Identify each line below containing the string "JSON" and copy it.

---*---

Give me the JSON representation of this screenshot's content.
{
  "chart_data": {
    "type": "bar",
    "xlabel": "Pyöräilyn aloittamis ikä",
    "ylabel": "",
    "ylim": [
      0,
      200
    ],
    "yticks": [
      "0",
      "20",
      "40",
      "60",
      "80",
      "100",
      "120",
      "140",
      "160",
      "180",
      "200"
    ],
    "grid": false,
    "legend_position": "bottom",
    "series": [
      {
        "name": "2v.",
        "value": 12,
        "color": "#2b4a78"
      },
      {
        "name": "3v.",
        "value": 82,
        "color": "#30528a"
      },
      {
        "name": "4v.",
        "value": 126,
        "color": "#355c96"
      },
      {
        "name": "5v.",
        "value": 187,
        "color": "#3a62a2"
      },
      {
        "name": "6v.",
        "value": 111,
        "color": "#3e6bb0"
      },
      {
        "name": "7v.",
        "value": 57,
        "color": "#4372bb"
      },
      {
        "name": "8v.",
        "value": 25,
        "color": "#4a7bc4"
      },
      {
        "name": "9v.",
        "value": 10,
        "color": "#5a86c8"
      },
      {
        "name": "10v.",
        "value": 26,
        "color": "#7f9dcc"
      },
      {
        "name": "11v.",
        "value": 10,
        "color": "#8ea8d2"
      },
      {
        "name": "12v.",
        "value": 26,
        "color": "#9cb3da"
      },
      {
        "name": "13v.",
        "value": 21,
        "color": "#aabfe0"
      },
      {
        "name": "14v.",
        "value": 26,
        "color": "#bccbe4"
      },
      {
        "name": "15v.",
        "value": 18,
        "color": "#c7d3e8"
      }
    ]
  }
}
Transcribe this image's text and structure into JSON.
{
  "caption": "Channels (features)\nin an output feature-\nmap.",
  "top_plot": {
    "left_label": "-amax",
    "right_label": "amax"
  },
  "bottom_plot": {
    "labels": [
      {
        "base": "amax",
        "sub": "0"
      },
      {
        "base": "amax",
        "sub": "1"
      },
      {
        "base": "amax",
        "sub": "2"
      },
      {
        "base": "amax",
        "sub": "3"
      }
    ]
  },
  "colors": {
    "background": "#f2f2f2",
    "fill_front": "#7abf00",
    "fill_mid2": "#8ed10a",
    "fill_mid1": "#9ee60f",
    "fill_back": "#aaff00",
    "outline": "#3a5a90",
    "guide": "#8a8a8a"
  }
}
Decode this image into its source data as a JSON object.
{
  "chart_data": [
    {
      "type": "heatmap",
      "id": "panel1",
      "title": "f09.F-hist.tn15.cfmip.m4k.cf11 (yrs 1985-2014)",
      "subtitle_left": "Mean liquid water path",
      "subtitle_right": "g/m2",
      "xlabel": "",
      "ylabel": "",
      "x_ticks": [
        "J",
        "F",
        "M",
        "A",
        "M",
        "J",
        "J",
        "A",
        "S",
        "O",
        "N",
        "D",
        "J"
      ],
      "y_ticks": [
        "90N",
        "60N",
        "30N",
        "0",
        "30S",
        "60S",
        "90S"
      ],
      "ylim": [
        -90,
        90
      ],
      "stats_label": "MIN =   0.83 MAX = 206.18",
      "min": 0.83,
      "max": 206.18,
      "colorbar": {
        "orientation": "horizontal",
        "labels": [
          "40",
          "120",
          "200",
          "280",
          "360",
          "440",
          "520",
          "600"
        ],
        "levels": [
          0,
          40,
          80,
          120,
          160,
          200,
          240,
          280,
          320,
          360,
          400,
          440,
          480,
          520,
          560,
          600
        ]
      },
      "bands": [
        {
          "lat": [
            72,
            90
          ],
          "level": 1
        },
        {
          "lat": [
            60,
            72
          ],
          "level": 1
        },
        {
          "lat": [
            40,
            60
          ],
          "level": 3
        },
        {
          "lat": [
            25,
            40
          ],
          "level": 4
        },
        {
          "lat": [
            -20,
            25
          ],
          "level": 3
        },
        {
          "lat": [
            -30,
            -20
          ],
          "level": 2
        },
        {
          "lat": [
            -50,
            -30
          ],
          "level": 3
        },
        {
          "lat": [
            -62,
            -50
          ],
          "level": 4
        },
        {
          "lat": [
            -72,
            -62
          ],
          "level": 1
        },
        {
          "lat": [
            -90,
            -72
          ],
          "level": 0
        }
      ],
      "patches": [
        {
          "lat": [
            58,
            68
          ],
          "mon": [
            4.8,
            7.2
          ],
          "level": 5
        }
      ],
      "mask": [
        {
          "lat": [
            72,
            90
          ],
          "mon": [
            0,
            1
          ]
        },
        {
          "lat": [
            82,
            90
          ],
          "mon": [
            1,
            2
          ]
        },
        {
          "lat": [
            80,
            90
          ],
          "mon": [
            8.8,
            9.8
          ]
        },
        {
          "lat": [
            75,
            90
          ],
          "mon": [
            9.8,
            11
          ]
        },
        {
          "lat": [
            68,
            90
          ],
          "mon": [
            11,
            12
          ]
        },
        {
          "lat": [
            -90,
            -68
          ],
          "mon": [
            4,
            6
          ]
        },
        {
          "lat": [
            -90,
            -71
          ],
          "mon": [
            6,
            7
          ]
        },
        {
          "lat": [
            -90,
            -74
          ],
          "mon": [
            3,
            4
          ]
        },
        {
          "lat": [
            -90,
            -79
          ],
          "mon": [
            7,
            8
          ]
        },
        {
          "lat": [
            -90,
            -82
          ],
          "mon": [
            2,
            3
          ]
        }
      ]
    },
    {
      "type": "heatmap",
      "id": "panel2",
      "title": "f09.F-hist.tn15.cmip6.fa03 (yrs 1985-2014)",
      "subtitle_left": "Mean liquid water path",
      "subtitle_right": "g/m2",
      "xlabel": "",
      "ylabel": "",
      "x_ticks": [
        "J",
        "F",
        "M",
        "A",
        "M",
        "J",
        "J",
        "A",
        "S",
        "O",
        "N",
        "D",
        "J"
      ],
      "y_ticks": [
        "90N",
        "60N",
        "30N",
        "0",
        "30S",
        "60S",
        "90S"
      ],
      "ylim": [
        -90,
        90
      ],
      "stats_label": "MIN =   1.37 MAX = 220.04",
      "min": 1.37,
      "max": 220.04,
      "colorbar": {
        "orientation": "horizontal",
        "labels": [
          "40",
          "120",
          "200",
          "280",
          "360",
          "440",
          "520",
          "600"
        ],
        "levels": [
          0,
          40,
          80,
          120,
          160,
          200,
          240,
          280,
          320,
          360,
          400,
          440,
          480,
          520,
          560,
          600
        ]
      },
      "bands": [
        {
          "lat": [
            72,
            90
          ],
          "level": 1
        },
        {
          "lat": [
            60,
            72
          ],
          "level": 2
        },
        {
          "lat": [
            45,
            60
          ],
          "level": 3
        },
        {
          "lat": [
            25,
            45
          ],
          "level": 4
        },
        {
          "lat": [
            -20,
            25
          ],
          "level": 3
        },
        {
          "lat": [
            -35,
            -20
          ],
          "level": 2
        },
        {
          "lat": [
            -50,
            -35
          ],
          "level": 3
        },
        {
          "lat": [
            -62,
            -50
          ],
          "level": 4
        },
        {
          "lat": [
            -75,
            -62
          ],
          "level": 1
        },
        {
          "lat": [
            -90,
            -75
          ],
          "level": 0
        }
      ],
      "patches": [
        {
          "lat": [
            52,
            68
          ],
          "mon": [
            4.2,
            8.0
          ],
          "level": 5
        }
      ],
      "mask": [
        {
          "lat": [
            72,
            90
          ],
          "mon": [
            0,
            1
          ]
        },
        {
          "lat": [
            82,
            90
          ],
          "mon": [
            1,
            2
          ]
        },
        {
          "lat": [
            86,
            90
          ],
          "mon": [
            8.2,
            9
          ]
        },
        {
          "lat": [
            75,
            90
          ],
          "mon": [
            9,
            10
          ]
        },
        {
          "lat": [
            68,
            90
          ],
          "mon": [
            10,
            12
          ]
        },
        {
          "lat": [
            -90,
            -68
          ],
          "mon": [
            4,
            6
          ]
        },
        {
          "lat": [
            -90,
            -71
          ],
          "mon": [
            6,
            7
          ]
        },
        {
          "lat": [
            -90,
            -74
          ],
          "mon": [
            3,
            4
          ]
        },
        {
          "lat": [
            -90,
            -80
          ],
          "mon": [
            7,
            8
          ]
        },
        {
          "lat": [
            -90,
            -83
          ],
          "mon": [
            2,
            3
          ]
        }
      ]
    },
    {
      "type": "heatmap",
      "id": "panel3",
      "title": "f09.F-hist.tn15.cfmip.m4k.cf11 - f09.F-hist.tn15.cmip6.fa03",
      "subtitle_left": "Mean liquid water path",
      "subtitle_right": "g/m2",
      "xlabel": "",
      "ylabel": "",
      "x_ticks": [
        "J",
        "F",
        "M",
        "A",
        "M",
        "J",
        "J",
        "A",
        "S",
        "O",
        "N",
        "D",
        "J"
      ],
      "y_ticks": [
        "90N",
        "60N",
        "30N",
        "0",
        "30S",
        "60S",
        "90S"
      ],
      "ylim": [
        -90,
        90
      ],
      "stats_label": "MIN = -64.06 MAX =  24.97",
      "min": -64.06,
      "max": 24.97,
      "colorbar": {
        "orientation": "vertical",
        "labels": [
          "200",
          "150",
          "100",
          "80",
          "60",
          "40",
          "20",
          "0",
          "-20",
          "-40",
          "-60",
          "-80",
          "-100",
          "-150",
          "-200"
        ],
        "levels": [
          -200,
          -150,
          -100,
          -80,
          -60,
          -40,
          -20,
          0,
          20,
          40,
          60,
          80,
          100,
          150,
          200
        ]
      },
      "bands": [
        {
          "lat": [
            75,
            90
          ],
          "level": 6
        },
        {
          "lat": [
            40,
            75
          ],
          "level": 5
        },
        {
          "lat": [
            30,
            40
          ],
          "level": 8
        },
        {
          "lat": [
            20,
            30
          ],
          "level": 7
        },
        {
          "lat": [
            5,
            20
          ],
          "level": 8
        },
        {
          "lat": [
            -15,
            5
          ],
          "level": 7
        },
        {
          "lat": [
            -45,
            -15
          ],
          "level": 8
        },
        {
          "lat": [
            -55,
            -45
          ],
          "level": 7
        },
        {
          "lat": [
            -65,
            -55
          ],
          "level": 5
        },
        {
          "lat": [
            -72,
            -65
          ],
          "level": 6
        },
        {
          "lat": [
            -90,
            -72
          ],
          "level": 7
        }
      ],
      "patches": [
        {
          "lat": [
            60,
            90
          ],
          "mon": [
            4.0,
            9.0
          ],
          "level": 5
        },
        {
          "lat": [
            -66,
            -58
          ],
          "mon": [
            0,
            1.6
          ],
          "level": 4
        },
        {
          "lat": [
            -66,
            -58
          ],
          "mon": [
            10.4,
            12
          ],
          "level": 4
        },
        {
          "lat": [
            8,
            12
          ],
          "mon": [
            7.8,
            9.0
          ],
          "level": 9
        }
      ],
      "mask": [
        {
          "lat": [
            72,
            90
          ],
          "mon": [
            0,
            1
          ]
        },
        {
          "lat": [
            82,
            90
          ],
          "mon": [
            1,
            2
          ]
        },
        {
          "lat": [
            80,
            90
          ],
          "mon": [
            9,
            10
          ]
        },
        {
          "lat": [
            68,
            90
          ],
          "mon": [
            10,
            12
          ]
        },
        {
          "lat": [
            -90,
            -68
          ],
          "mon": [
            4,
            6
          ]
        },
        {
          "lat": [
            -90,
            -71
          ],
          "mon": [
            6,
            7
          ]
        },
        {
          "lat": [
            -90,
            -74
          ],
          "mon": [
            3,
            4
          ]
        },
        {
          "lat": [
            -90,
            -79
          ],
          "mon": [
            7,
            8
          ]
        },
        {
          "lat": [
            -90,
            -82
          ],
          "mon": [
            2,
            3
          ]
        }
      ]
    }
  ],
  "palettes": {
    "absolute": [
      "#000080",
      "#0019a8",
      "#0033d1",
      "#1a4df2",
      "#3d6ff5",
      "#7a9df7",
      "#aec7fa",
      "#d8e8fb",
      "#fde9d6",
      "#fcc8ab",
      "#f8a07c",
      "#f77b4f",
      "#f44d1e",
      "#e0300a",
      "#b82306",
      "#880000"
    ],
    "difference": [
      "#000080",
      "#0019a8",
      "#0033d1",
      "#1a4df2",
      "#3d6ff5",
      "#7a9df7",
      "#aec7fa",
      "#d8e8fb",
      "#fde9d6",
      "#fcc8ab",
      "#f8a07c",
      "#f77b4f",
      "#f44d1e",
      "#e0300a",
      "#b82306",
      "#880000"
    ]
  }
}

---*---

• Task output
Give me the JSON representation of this screenshot's content.
Transcribe this image's text and structure into JSON.
Decode this image into its source data as a JSON object.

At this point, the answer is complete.